* Goal
Repeat, exactly and completely, the material that follows. Omit the pictures.

(Saved entries)
* begin *

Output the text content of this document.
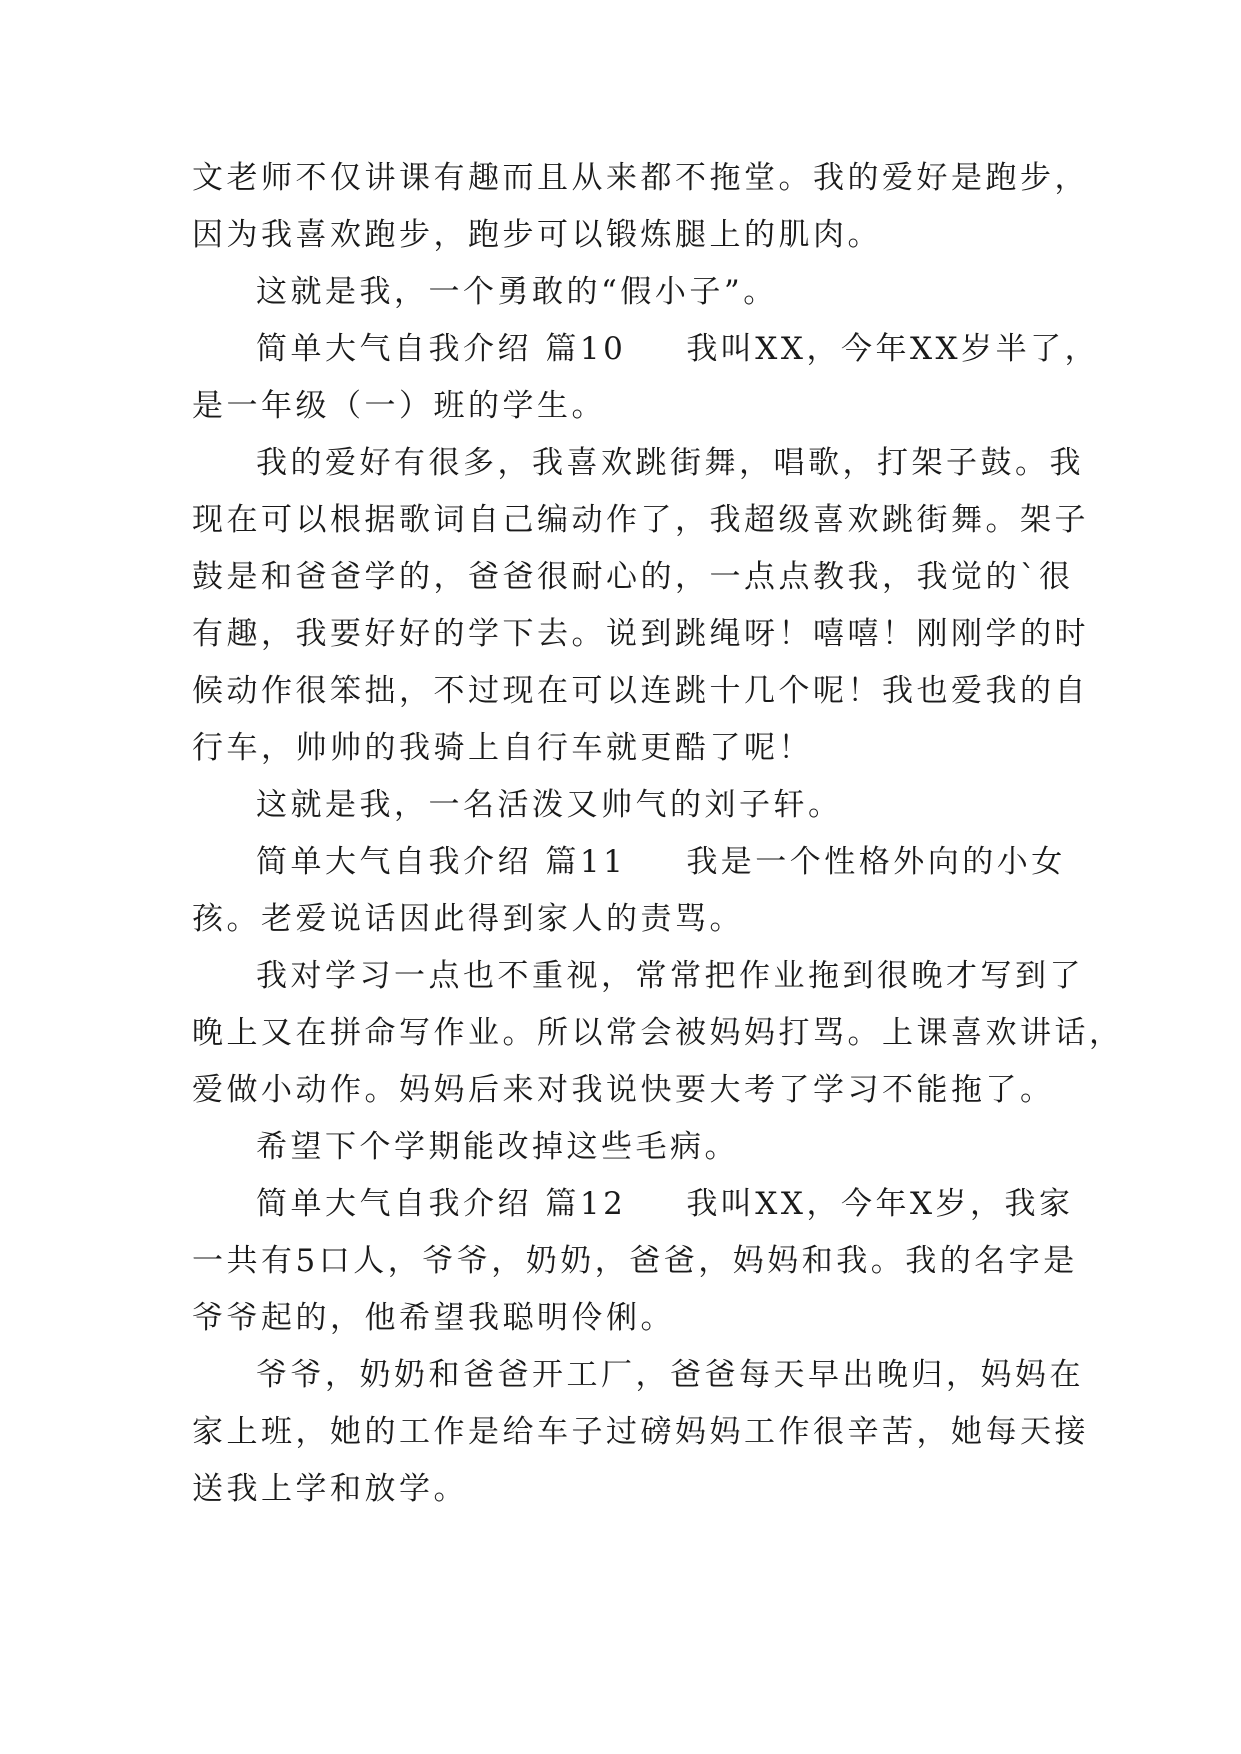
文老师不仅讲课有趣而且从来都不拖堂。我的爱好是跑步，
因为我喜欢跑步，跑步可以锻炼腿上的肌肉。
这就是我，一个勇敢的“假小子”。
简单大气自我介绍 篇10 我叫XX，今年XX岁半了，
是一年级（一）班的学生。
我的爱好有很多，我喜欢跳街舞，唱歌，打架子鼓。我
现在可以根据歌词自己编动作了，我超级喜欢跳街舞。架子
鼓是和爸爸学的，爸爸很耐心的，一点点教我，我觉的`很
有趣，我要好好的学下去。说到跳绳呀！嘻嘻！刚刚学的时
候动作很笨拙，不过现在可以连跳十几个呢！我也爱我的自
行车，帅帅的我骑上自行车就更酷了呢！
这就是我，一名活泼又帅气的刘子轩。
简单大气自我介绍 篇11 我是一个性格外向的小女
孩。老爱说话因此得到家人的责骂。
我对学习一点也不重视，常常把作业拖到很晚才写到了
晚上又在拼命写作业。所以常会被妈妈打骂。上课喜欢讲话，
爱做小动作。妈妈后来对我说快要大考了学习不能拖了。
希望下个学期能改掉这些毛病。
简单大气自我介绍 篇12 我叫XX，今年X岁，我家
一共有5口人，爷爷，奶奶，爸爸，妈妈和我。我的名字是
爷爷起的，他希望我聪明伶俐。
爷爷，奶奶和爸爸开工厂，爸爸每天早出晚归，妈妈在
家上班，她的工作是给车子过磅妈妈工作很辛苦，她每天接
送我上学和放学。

* end *

* The result
Output the text content of this document.
文老师不仅讲课有趣而且从来都不拖堂。我的爱好是跑步，
因为我喜欢跑步，跑步可以锻炼腿上的肌肉。
这就是我，一个勇敢的“假小子”。
简单大气自我介绍 篇10 我叫XX，今年XX岁半了，
是一年级（一）班的学生。
我的爱好有很多，我喜欢跳街舞，唱歌，打架子鼓。我
现在可以根据歌词自己编动作了，我超级喜欢跳街舞。架子
鼓是和爸爸学的，爸爸很耐心的，一点点教我，我觉的`很
有趣，我要好好的学下去。说到跳绳呀！嘻嘻！刚刚学的时
候动作很笨拙，不过现在可以连跳十几个呢！我也爱我的自
行车，帅帅的我骑上自行车就更酷了呢！
这就是我，一名活泼又帅气的刘子轩。
简单大气自我介绍 篇11 我是一个性格外向的小女
孩。老爱说话因此得到家人的责骂。
我对学习一点也不重视，常常把作业拖到很晚才写到了
晚上又在拼命写作业。所以常会被妈妈打骂。上课喜欢讲话，
爱做小动作。妈妈后来对我说快要大考了学习不能拖了。
希望下个学期能改掉这些毛病。
简单大气自我介绍 篇12 我叫XX，今年X岁，我家
一共有5口人，爷爷，奶奶，爸爸，妈妈和我。我的名字是
爷爷起的，他希望我聪明伶俐。
爷爷，奶奶和爸爸开工厂，爸爸每天早出晚归，妈妈在
家上班，她的工作是给车子过磅妈妈工作很辛苦，她每天接
送我上学和放学。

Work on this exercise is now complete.